- Task objective -
Repeat the lines that follow, leaving nothing out.

- Supplied data -
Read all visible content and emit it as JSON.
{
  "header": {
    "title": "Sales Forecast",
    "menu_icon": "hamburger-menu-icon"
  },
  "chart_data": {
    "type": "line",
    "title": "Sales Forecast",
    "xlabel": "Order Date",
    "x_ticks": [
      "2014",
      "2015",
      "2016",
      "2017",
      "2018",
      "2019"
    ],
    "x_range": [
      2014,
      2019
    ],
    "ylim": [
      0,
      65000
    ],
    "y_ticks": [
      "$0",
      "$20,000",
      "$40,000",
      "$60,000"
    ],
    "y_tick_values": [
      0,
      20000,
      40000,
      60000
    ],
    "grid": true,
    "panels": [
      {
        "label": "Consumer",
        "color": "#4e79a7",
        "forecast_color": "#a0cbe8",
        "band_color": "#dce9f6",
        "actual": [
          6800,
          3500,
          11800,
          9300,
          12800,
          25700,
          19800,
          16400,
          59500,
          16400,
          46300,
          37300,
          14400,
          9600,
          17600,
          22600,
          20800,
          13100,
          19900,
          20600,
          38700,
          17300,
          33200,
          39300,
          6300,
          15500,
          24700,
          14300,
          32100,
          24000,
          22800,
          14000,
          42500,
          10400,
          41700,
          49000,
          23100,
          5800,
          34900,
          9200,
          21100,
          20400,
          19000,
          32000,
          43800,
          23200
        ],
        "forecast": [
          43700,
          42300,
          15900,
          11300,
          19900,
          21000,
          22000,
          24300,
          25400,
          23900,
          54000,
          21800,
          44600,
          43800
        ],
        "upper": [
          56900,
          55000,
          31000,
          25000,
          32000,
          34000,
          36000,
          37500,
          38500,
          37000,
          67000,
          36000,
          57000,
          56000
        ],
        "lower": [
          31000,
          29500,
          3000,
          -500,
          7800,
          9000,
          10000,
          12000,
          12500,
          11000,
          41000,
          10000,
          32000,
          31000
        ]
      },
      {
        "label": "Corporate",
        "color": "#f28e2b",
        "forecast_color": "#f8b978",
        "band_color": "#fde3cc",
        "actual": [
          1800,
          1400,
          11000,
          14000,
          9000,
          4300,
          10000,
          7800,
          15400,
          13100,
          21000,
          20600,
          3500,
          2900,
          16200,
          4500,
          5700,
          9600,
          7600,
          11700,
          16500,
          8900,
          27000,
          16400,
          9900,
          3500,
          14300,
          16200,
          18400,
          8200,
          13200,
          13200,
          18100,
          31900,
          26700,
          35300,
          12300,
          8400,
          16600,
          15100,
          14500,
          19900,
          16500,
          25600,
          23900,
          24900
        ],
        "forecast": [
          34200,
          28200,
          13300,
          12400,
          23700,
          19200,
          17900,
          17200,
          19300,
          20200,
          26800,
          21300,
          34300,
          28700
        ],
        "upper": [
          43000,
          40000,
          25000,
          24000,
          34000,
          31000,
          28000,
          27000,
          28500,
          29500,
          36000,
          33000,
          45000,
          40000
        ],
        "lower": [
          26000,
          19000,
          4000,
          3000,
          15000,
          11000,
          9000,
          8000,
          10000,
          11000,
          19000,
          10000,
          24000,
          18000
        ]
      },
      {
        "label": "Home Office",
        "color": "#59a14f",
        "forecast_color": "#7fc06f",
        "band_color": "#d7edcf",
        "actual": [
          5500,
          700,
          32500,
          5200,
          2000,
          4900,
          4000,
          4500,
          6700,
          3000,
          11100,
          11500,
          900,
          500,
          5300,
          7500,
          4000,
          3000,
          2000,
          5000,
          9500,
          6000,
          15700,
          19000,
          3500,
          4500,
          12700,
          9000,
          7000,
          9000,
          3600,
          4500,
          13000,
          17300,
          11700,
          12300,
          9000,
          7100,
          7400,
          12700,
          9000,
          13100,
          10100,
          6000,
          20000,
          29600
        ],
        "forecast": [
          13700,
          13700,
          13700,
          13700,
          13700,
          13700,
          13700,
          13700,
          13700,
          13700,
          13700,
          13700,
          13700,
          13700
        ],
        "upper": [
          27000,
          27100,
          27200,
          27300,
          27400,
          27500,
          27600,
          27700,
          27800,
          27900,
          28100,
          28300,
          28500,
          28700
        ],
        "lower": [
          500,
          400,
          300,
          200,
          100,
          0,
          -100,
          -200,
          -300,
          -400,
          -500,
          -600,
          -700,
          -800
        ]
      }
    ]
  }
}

- Written response -
Read all visible content and emit it as JSON.
{
  "header": {
    "title": "Sales Forecast",
    "menu_icon": "hamburger-menu-icon"
  },
  "chart_data": {
    "type": "line",
    "title": "Sales Forecast",
    "xlabel": "Order Date",
    "x_ticks": [
      "2014",
      "2015",
      "2016",
      "2017",
      "2018",
      "2019"
    ],
    "x_range": [
      2014,
      2019
    ],
    "ylim": [
      0,
      65000
    ],
    "y_ticks": [
      "$0",
      "$20,000",
      "$40,000",
      "$60,000"
    ],
    "y_tick_values": [
      0,
      20000,
      40000,
      60000
    ],
    "grid": true,
    "panels": [
      {
        "label": "Consumer",
        "color": "#4e79a7",
        "forecast_color": "#a0cbe8",
        "band_color": "#dce9f6",
        "actual": [
          6800,
          3500,
          11800,
          9300,
          12800,
          25700,
          19800,
          16400,
          59500,
          16400,
          46300,
          37300,
          14400,
          9600,
          17600,
          22600,
          20800,
          13100,
          19900,
          20600,
          38700,
          17300,
          33200,
          39300,
          6300,
          15500,
          24700,
          14300,
          32100,
          24000,
          22800,
          14000,
          42500,
          10400,
          41700,
          49000,
          23100,
          5800,
          34900,
          9200,
          21100,
          20400,
          19000,
          32000,
          43800,
          23200
        ],
        "forecast": [
          43700,
          42300,
          15900,
          11300,
          19900,
          21000,
          22000,
          24300,
          25400,
          23900,
          54000,
          21800,
          44600,
          43800
        ],
        "upper": [
          56900,
          55000,
          31000,
          25000,
          32000,
          34000,
          36000,
          37500,
          38500,
          37000,
          67000,
          36000,
          57000,
          56000
        ],
        "lower": [
          31000,
          29500,
          3000,
          -500,
          7800,
          9000,
          10000,
          12000,
          12500,
          11000,
          41000,
          10000,
          32000,
          31000
        ]
      },
      {
        "label": "Corporate",
        "color": "#f28e2b",
        "forecast_color": "#f8b978",
        "band_color": "#fde3cc",
        "actual": [
          1800,
          1400,
          11000,
          14000,
          9000,
          4300,
          10000,
          7800,
          15400,
          13100,
          21000,
          20600,
          3500,
          2900,
          16200,
          4500,
          5700,
          9600,
          7600,
          11700,
          16500,
          8900,
          27000,
          16400,
          9900,
          3500,
          14300,
          16200,
          18400,
          8200,
          13200,
          13200,
          18100,
          31900,
          26700,
          35300,
          12300,
          8400,
          16600,
          15100,
          14500,
          19900,
          16500,
          25600,
          23900,
          24900
        ],
        "forecast": [
          34200,
          28200,
          13300,
          12400,
          23700,
          19200,
          17900,
          17200,
          19300,
          20200,
          26800,
          21300,
          34300,
          28700
        ],
        "upper": [
          43000,
          40000,
          25000,
          24000,
          34000,
          31000,
          28000,
          27000,
          28500,
          29500,
          36000,
          33000,
          45000,
          40000
        ],
        "lower": [
          26000,
          19000,
          4000,
          3000,
          15000,
          11000,
          9000,
          8000,
          10000,
          11000,
          19000,
          10000,
          24000,
          18000
        ]
      },
      {
        "label": "Home Office",
        "color": "#59a14f",
        "forecast_color": "#7fc06f",
        "band_color": "#d7edcf",
        "actual": [
          5500,
          700,
          32500,
          5200,
          2000,
          4900,
          4000,
          4500,
          6700,
          3000,
          11100,
          11500,
          900,
          500,
          5300,
          7500,
          4000,
          3000,
          2000,
          5000,
          9500,
          6000,
          15700,
          19000,
          3500,
          4500,
          12700,
          9000,
          7000,
          9000,
          3600,
          4500,
          13000,
          17300,
          11700,
          12300,
          9000,
          7100,
          7400,
          12700,
          9000,
          13100,
          10100,
          6000,
          20000,
          29600
        ],
        "forecast": [
          13700,
          13700,
          13700,
          13700,
          13700,
          13700,
          13700,
          13700,
          13700,
          13700,
          13700,
          13700,
          13700,
          13700
        ],
        "upper": [
          27000,
          27100,
          27200,
          27300,
          27400,
          27500,
          27600,
          27700,
          27800,
          27900,
          28100,
          28300,
          28500,
          28700
        ],
        "lower": [
          500,
          400,
          300,
          200,
          100,
          0,
          -100,
          -200,
          -300,
          -400,
          -500,
          -600,
          -700,
          -800
        ]
      }
    ]
  }
}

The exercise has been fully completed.